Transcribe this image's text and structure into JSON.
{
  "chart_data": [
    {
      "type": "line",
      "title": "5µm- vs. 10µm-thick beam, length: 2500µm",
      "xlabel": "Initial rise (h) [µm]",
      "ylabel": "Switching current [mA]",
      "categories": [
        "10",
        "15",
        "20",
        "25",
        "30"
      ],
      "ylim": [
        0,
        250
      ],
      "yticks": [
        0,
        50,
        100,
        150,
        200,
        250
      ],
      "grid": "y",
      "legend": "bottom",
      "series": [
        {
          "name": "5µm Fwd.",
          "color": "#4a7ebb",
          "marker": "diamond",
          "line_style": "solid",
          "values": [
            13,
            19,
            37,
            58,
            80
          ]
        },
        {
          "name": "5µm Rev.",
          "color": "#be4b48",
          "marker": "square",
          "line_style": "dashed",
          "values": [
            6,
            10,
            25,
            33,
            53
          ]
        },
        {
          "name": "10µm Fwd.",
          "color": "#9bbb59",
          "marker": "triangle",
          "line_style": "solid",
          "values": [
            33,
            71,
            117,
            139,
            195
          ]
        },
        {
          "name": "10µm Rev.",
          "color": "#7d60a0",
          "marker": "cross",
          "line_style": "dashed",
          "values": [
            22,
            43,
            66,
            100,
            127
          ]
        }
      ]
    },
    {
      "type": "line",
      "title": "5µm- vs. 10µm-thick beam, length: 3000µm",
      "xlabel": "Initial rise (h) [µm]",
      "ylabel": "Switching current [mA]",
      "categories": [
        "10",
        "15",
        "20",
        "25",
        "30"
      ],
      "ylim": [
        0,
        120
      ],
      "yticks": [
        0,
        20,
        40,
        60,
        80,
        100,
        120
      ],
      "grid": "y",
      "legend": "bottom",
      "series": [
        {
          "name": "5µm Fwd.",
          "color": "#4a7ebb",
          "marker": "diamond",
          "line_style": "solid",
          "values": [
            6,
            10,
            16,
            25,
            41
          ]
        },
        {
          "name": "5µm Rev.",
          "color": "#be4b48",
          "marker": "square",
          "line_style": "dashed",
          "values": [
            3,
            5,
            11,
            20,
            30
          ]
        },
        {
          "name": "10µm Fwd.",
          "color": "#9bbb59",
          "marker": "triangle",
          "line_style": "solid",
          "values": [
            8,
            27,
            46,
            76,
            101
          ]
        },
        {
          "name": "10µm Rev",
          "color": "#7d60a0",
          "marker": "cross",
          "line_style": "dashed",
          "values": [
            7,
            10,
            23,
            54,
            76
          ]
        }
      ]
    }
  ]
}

▬▬▬▬▬▬▬▬▬▬

**Task details**
Extract all of the material exactly as it is written.

**Correct answer**
Transcribe this image's text and structure into JSON.
{
  "chart_data": [
    {
      "type": "line",
      "title": "5µm- vs. 10µm-thick beam, length: 2500µm",
      "xlabel": "Initial rise (h) [µm]",
      "ylabel": "Switching current [mA]",
      "categories": [
        "10",
        "15",
        "20",
        "25",
        "30"
      ],
      "ylim": [
        0,
        250
      ],
      "yticks": [
        0,
        50,
        100,
        150,
        200,
        250
      ],
      "grid": "y",
      "legend": "bottom",
      "series": [
        {
          "name": "5µm Fwd.",
          "color": "#4a7ebb",
          "marker": "diamond",
          "line_style": "solid",
          "values": [
            13,
            19,
            37,
            58,
            80
          ]
        },
        {
          "name": "5µm Rev.",
          "color": "#be4b48",
          "marker": "square",
          "line_style": "dashed",
          "values": [
            6,
            10,
            25,
            33,
            53
          ]
        },
        {
          "name": "10µm Fwd.",
          "color": "#9bbb59",
          "marker": "triangle",
          "line_style": "solid",
          "values": [
            33,
            71,
            117,
            139,
            195
          ]
        },
        {
          "name": "10µm Rev.",
          "color": "#7d60a0",
          "marker": "cross",
          "line_style": "dashed",
          "values": [
            22,
            43,
            66,
            100,
            127
          ]
        }
      ]
    },
    {
      "type": "line",
      "title": "5µm- vs. 10µm-thick beam, length: 3000µm",
      "xlabel": "Initial rise (h) [µm]",
      "ylabel": "Switching current [mA]",
      "categories": [
        "10",
        "15",
        "20",
        "25",
        "30"
      ],
      "ylim": [
        0,
        120
      ],
      "yticks": [
        0,
        20,
        40,
        60,
        80,
        100,
        120
      ],
      "grid": "y",
      "legend": "bottom",
      "series": [
        {
          "name": "5µm Fwd.",
          "color": "#4a7ebb",
          "marker": "diamond",
          "line_style": "solid",
          "values": [
            6,
            10,
            16,
            25,
            41
          ]
        },
        {
          "name": "5µm Rev.",
          "color": "#be4b48",
          "marker": "square",
          "line_style": "dashed",
          "values": [
            3,
            5,
            11,
            20,
            30
          ]
        },
        {
          "name": "10µm Fwd.",
          "color": "#9bbb59",
          "marker": "triangle",
          "line_style": "solid",
          "values": [
            8,
            27,
            46,
            76,
            101
          ]
        },
        {
          "name": "10µm Rev",
          "color": "#7d60a0",
          "marker": "cross",
          "line_style": "dashed",
          "values": [
            7,
            10,
            23,
            54,
            76
          ]
        }
      ]
    }
  ]
}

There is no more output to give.